INSTRUCTIONS TO FOLLOW: Repeat the material below exactly, line for line.
Start
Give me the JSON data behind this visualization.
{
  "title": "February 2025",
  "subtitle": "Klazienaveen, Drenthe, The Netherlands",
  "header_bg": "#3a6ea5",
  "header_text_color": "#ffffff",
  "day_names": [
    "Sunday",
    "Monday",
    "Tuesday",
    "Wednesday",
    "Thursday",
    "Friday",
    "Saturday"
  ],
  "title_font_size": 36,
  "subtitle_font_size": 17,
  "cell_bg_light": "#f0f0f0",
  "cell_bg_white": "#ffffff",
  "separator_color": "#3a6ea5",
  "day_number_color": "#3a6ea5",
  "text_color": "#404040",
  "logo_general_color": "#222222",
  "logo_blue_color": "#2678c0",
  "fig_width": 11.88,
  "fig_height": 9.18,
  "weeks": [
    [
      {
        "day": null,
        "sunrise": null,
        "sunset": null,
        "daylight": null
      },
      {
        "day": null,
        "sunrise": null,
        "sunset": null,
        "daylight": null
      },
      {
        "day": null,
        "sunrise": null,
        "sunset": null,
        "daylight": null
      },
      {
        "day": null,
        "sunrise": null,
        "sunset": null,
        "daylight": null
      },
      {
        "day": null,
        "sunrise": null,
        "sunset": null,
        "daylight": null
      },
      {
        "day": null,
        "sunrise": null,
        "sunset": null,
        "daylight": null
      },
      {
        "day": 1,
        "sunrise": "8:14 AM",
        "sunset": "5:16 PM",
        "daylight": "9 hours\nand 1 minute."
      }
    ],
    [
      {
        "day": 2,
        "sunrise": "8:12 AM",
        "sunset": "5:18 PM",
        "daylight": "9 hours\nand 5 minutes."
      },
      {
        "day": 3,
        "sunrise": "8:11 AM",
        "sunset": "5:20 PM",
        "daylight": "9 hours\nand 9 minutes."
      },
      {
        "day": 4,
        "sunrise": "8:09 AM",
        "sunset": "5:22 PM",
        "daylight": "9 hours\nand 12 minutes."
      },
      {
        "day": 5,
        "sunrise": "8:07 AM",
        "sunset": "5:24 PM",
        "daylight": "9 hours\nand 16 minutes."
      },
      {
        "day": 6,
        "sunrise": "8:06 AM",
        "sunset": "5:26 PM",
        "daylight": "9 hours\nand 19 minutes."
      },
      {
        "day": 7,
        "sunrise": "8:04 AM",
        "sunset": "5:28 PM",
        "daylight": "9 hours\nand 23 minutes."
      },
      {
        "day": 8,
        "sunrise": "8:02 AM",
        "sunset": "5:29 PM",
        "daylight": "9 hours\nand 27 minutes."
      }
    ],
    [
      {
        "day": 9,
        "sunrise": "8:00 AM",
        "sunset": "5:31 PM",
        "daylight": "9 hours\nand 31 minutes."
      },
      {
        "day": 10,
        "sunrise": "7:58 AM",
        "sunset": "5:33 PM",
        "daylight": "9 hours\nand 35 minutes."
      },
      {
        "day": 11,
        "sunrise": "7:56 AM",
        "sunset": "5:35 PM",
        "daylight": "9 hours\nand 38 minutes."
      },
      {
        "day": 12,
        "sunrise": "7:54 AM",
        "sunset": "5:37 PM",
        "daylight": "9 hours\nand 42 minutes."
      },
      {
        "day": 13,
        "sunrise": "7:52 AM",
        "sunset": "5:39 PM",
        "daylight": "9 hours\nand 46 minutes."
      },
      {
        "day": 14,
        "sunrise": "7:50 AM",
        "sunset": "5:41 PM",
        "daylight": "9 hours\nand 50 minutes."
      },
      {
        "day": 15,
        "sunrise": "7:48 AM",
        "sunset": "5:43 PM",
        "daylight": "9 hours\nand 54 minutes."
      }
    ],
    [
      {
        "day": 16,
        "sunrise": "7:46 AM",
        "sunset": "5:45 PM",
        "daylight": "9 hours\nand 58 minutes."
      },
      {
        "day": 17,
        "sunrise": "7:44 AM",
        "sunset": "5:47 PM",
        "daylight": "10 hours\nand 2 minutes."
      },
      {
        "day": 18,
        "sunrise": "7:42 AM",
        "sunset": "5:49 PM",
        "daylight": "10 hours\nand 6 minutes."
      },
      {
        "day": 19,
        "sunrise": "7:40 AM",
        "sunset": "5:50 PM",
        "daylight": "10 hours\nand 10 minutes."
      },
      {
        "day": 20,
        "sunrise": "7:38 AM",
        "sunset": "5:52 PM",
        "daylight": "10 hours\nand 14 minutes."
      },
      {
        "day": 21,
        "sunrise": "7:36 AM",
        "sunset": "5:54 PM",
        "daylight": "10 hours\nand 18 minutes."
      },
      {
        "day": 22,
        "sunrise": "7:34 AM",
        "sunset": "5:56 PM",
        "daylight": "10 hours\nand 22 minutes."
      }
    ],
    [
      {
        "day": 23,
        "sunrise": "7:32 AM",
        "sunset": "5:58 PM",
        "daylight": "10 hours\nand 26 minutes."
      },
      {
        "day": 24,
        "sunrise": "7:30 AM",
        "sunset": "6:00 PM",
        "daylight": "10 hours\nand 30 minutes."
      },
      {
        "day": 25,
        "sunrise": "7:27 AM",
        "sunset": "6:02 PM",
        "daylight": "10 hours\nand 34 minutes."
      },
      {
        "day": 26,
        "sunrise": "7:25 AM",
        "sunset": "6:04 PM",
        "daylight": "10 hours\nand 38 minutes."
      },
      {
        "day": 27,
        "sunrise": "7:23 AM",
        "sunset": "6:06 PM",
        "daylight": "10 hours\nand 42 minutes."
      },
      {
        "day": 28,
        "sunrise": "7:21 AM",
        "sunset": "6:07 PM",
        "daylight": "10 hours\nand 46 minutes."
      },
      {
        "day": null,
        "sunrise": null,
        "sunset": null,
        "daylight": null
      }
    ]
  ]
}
End
RESPONSE TO THIS EXERCISE:
Give me the JSON data behind this visualization.
{
  "title": "February 2025",
  "subtitle": "Klazienaveen, Drenthe, The Netherlands",
  "header_bg": "#3a6ea5",
  "header_text_color": "#ffffff",
  "day_names": [
    "Sunday",
    "Monday",
    "Tuesday",
    "Wednesday",
    "Thursday",
    "Friday",
    "Saturday"
  ],
  "title_font_size": 36,
  "subtitle_font_size": 17,
  "cell_bg_light": "#f0f0f0",
  "cell_bg_white": "#ffffff",
  "separator_color": "#3a6ea5",
  "day_number_color": "#3a6ea5",
  "text_color": "#404040",
  "logo_general_color": "#222222",
  "logo_blue_color": "#2678c0",
  "fig_width": 11.88,
  "fig_height": 9.18,
  "weeks": [
    [
      {
        "day": null,
        "sunrise": null,
        "sunset": null,
        "daylight": null
      },
      {
        "day": null,
        "sunrise": null,
        "sunset": null,
        "daylight": null
      },
      {
        "day": null,
        "sunrise": null,
        "sunset": null,
        "daylight": null
      },
      {
        "day": null,
        "sunrise": null,
        "sunset": null,
        "daylight": null
      },
      {
        "day": null,
        "sunrise": null,
        "sunset": null,
        "daylight": null
      },
      {
        "day": null,
        "sunrise": null,
        "sunset": null,
        "daylight": null
      },
      {
        "day": 1,
        "sunrise": "8:14 AM",
        "sunset": "5:16 PM",
        "daylight": "9 hours\nand 1 minute."
      }
    ],
    [
      {
        "day": 2,
        "sunrise": "8:12 AM",
        "sunset": "5:18 PM",
        "daylight": "9 hours\nand 5 minutes."
      },
      {
        "day": 3,
        "sunrise": "8:11 AM",
        "sunset": "5:20 PM",
        "daylight": "9 hours\nand 9 minutes."
      },
      {
        "day": 4,
        "sunrise": "8:09 AM",
        "sunset": "5:22 PM",
        "daylight": "9 hours\nand 12 minutes."
      },
      {
        "day": 5,
        "sunrise": "8:07 AM",
        "sunset": "5:24 PM",
        "daylight": "9 hours\nand 16 minutes."
      },
      {
        "day": 6,
        "sunrise": "8:06 AM",
        "sunset": "5:26 PM",
        "daylight": "9 hours\nand 19 minutes."
      },
      {
        "day": 7,
        "sunrise": "8:04 AM",
        "sunset": "5:28 PM",
        "daylight": "9 hours\nand 23 minutes."
      },
      {
        "day": 8,
        "sunrise": "8:02 AM",
        "sunset": "5:29 PM",
        "daylight": "9 hours\nand 27 minutes."
      }
    ],
    [
      {
        "day": 9,
        "sunrise": "8:00 AM",
        "sunset": "5:31 PM",
        "daylight": "9 hours\nand 31 minutes."
      },
      {
        "day": 10,
        "sunrise": "7:58 AM",
        "sunset": "5:33 PM",
        "daylight": "9 hours\nand 35 minutes."
      },
      {
        "day": 11,
        "sunrise": "7:56 AM",
        "sunset": "5:35 PM",
        "daylight": "9 hours\nand 38 minutes."
      },
      {
        "day": 12,
        "sunrise": "7:54 AM",
        "sunset": "5:37 PM",
        "daylight": "9 hours\nand 42 minutes."
      },
      {
        "day": 13,
        "sunrise": "7:52 AM",
        "sunset": "5:39 PM",
        "daylight": "9 hours\nand 46 minutes."
      },
      {
        "day": 14,
        "sunrise": "7:50 AM",
        "sunset": "5:41 PM",
        "daylight": "9 hours\nand 50 minutes."
      },
      {
        "day": 15,
        "sunrise": "7:48 AM",
        "sunset": "5:43 PM",
        "daylight": "9 hours\nand 54 minutes."
      }
    ],
    [
      {
        "day": 16,
        "sunrise": "7:46 AM",
        "sunset": "5:45 PM",
        "daylight": "9 hours\nand 58 minutes."
      },
      {
        "day": 17,
        "sunrise": "7:44 AM",
        "sunset": "5:47 PM",
        "daylight": "10 hours\nand 2 minutes."
      },
      {
        "day": 18,
        "sunrise": "7:42 AM",
        "sunset": "5:49 PM",
        "daylight": "10 hours\nand 6 minutes."
      },
      {
        "day": 19,
        "sunrise": "7:40 AM",
        "sunset": "5:50 PM",
        "daylight": "10 hours\nand 10 minutes."
      },
      {
        "day": 20,
        "sunrise": "7:38 AM",
        "sunset": "5:52 PM",
        "daylight": "10 hours\nand 14 minutes."
      },
      {
        "day": 21,
        "sunrise": "7:36 AM",
        "sunset": "5:54 PM",
        "daylight": "10 hours\nand 18 minutes."
      },
      {
        "day": 22,
        "sunrise": "7:34 AM",
        "sunset": "5:56 PM",
        "daylight": "10 hours\nand 22 minutes."
      }
    ],
    [
      {
        "day": 23,
        "sunrise": "7:32 AM",
        "sunset": "5:58 PM",
        "daylight": "10 hours\nand 26 minutes."
      },
      {
        "day": 24,
        "sunrise": "7:30 AM",
        "sunset": "6:00 PM",
        "daylight": "10 hours\nand 30 minutes."
      },
      {
        "day": 25,
        "sunrise": "7:27 AM",
        "sunset": "6:02 PM",
        "daylight": "10 hours\nand 34 minutes."
      },
      {
        "day": 26,
        "sunrise": "7:25 AM",
        "sunset": "6:04 PM",
        "daylight": "10 hours\nand 38 minutes."
      },
      {
        "day": 27,
        "sunrise": "7:23 AM",
        "sunset": "6:06 PM",
        "daylight": "10 hours\nand 42 minutes."
      },
      {
        "day": 28,
        "sunrise": "7:21 AM",
        "sunset": "6:07 PM",
        "daylight": "10 hours\nand 46 minutes."
      },
      {
        "day": null,
        "sunrise": null,
        "sunset": null,
        "daylight": null
      }
    ]
  ]
}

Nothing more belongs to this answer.